> [Set problem]: Scan the data below and pick out the lines containing the word "name".

▽

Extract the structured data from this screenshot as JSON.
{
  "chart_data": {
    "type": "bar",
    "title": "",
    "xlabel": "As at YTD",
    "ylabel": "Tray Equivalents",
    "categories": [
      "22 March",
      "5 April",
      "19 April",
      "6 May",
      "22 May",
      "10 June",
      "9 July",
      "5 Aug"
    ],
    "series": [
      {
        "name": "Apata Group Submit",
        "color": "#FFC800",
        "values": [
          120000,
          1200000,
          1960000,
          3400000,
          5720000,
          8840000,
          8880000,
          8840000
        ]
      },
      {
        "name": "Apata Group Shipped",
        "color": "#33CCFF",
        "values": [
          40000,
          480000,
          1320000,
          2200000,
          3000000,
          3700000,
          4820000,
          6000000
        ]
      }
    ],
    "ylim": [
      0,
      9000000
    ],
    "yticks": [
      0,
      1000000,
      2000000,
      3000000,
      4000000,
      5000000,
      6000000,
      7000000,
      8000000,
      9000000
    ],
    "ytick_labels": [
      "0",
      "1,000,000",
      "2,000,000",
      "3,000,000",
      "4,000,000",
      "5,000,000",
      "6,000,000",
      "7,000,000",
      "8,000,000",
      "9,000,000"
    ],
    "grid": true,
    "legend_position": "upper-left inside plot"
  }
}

△

> [Task response]:
        "name": "Apata Group Submit",
        "name": "Apata Group Shipped",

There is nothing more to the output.